Task objective
Find the lines that include the string "Real" and report how many there are. Give no other text.

The records
= = = = = = =
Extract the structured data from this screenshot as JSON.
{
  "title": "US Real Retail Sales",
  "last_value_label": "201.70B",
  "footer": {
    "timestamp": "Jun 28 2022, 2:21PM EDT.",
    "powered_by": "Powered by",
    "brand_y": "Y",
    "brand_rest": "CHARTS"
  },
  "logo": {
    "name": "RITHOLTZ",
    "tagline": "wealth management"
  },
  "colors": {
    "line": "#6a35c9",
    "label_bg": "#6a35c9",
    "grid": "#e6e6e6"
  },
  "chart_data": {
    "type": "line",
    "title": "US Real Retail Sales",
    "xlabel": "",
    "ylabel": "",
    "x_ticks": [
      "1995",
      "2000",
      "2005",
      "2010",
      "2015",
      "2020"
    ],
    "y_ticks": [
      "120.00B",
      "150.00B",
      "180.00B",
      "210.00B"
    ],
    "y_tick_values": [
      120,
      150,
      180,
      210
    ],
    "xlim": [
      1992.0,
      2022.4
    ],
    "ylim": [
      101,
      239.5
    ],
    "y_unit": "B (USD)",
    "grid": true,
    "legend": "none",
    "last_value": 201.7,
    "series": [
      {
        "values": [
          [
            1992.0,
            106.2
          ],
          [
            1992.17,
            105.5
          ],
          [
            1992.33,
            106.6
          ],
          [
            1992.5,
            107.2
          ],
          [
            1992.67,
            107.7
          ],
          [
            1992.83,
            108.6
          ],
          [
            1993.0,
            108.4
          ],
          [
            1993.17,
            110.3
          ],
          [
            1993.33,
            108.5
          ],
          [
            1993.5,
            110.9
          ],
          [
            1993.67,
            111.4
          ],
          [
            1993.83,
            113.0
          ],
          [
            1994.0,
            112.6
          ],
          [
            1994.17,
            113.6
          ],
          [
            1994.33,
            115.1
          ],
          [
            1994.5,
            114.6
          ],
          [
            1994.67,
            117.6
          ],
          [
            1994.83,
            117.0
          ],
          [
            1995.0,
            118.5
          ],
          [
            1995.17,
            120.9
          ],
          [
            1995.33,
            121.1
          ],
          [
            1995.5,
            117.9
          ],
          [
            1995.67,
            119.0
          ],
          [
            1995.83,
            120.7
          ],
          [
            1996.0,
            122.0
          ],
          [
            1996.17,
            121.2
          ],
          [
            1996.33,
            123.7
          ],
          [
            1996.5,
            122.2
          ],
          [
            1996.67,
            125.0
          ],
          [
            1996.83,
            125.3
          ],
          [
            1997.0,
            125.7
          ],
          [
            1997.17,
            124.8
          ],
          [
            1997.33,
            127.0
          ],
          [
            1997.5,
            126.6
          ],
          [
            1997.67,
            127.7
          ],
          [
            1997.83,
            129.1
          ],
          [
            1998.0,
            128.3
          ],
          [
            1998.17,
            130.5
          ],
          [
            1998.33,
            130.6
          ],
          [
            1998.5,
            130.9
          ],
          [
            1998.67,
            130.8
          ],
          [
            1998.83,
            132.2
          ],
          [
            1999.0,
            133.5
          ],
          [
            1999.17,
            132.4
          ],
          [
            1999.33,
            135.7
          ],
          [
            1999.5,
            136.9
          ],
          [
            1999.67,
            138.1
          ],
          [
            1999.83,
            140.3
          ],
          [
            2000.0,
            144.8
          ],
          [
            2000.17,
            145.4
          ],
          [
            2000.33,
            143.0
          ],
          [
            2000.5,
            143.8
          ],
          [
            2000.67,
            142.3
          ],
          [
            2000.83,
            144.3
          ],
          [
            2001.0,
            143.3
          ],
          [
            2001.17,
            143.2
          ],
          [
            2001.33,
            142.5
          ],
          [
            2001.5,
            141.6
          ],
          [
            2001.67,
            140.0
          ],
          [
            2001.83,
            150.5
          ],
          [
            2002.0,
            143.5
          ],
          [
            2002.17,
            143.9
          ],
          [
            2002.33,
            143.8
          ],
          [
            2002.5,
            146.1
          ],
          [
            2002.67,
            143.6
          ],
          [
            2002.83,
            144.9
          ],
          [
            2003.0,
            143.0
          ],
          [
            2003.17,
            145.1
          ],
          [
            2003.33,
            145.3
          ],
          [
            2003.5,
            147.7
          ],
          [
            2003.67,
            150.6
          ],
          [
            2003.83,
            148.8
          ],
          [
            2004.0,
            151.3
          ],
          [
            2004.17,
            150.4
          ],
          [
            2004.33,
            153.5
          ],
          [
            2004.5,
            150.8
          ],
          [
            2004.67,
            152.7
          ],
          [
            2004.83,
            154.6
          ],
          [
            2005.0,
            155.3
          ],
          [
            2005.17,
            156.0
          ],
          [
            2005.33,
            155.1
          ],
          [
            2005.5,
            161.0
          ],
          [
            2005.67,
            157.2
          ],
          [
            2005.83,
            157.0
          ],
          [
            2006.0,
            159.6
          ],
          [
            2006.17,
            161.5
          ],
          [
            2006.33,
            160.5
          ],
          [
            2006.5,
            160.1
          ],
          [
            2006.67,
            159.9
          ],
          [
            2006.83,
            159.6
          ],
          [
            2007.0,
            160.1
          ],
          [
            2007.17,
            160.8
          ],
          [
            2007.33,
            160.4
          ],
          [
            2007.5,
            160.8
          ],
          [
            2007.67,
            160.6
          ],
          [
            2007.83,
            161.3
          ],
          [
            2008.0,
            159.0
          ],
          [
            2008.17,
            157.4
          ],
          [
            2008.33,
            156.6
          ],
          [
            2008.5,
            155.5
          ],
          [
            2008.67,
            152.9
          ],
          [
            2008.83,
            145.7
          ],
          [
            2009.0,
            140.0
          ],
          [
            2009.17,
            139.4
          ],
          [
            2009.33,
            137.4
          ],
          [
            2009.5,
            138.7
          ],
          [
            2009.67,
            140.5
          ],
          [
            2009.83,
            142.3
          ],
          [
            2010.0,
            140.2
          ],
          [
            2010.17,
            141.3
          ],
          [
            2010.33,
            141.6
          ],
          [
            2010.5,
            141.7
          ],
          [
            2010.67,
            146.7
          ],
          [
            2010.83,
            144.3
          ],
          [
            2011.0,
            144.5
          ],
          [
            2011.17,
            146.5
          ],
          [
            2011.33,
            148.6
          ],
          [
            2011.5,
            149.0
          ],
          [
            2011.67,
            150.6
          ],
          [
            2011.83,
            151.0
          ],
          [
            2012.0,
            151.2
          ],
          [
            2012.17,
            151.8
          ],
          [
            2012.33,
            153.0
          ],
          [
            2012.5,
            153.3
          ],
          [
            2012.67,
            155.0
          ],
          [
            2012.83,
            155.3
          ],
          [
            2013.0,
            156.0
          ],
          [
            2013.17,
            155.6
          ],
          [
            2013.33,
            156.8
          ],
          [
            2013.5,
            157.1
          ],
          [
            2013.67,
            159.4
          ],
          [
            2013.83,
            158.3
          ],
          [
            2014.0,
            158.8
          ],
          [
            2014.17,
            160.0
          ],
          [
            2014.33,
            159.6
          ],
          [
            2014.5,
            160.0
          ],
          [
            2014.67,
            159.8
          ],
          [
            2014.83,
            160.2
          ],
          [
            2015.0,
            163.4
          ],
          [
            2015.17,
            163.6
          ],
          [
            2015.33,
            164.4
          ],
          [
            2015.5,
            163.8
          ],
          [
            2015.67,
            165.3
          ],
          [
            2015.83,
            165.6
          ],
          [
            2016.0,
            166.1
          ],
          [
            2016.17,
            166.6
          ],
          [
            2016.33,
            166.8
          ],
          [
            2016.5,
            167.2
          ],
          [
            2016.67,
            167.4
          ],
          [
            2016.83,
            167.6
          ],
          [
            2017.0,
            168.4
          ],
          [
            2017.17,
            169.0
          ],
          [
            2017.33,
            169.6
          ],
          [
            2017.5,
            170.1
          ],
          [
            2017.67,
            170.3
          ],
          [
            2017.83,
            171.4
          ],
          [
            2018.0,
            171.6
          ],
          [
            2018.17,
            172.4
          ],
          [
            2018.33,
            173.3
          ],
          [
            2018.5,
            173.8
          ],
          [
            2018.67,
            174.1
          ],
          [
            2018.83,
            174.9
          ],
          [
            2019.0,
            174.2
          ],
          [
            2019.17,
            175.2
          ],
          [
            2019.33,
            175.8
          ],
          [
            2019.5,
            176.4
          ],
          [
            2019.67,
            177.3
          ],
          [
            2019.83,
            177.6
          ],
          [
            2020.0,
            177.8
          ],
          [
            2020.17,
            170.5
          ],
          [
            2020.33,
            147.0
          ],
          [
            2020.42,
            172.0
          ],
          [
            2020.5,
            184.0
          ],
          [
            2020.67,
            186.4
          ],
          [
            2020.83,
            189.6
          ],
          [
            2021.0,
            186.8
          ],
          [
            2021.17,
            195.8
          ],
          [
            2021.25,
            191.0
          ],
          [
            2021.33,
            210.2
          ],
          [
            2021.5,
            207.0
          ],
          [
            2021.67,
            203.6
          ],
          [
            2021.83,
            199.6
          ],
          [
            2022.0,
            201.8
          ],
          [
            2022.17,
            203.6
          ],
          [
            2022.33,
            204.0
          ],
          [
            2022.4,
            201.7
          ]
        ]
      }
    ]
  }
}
= = = = = = =
Answer to this task
2